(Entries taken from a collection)
──────────────────────────────

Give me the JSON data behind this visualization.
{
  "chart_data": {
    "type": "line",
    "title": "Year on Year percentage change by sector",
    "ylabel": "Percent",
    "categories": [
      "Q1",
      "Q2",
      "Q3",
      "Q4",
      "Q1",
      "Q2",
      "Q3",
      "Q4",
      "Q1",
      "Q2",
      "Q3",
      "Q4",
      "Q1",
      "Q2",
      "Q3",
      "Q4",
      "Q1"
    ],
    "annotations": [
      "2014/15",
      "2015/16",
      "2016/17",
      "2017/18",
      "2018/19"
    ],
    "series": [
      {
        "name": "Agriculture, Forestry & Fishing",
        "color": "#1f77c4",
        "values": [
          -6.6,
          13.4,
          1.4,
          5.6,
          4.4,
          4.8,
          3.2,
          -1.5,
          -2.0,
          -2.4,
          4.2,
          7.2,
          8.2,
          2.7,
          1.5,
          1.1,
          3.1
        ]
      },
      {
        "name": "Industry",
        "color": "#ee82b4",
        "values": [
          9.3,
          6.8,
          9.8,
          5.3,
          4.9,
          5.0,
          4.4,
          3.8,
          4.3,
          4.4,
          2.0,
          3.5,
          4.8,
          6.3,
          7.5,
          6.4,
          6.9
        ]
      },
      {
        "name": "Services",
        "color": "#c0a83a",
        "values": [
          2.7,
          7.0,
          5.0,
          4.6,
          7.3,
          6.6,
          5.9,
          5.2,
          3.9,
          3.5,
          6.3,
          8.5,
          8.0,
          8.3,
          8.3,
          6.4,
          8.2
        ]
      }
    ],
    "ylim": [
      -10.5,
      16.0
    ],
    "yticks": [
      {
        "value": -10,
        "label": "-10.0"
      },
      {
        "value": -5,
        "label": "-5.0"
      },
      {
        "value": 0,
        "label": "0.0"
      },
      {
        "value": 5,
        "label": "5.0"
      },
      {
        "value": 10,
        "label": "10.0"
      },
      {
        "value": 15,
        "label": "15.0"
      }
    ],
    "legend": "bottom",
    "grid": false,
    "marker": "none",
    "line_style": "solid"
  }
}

──────────────────────────────

TO BE DONE: Copy all the records above exactly, missing none.

WRITTEN REPLY:
Give me the JSON data behind this visualization.
{
  "chart_data": {
    "type": "line",
    "title": "Year on Year percentage change by sector",
    "ylabel": "Percent",
    "categories": [
      "Q1",
      "Q2",
      "Q3",
      "Q4",
      "Q1",
      "Q2",
      "Q3",
      "Q4",
      "Q1",
      "Q2",
      "Q3",
      "Q4",
      "Q1",
      "Q2",
      "Q3",
      "Q4",
      "Q1"
    ],
    "annotations": [
      "2014/15",
      "2015/16",
      "2016/17",
      "2017/18",
      "2018/19"
    ],
    "series": [
      {
        "name": "Agriculture, Forestry & Fishing",
        "color": "#1f77c4",
        "values": [
          -6.6,
          13.4,
          1.4,
          5.6,
          4.4,
          4.8,
          3.2,
          -1.5,
          -2.0,
          -2.4,
          4.2,
          7.2,
          8.2,
          2.7,
          1.5,
          1.1,
          3.1
        ]
      },
      {
        "name": "Industry",
        "color": "#ee82b4",
        "values": [
          9.3,
          6.8,
          9.8,
          5.3,
          4.9,
          5.0,
          4.4,
          3.8,
          4.3,
          4.4,
          2.0,
          3.5,
          4.8,
          6.3,
          7.5,
          6.4,
          6.9
        ]
      },
      {
        "name": "Services",
        "color": "#c0a83a",
        "values": [
          2.7,
          7.0,
          5.0,
          4.6,
          7.3,
          6.6,
          5.9,
          5.2,
          3.9,
          3.5,
          6.3,
          8.5,
          8.0,
          8.3,
          8.3,
          6.4,
          8.2
        ]
      }
    ],
    "ylim": [
      -10.5,
      16.0
    ],
    "yticks": [
      {
        "value": -10,
        "label": "-10.0"
      },
      {
        "value": -5,
        "label": "-5.0"
      },
      {
        "value": 0,
        "label": "0.0"
      },
      {
        "value": 5,
        "label": "5.0"
      },
      {
        "value": 10,
        "label": "10.0"
      },
      {
        "value": 15,
        "label": "15.0"
      }
    ],
    "legend": "bottom",
    "grid": false,
    "marker": "none",
    "line_style": "solid"
  }
}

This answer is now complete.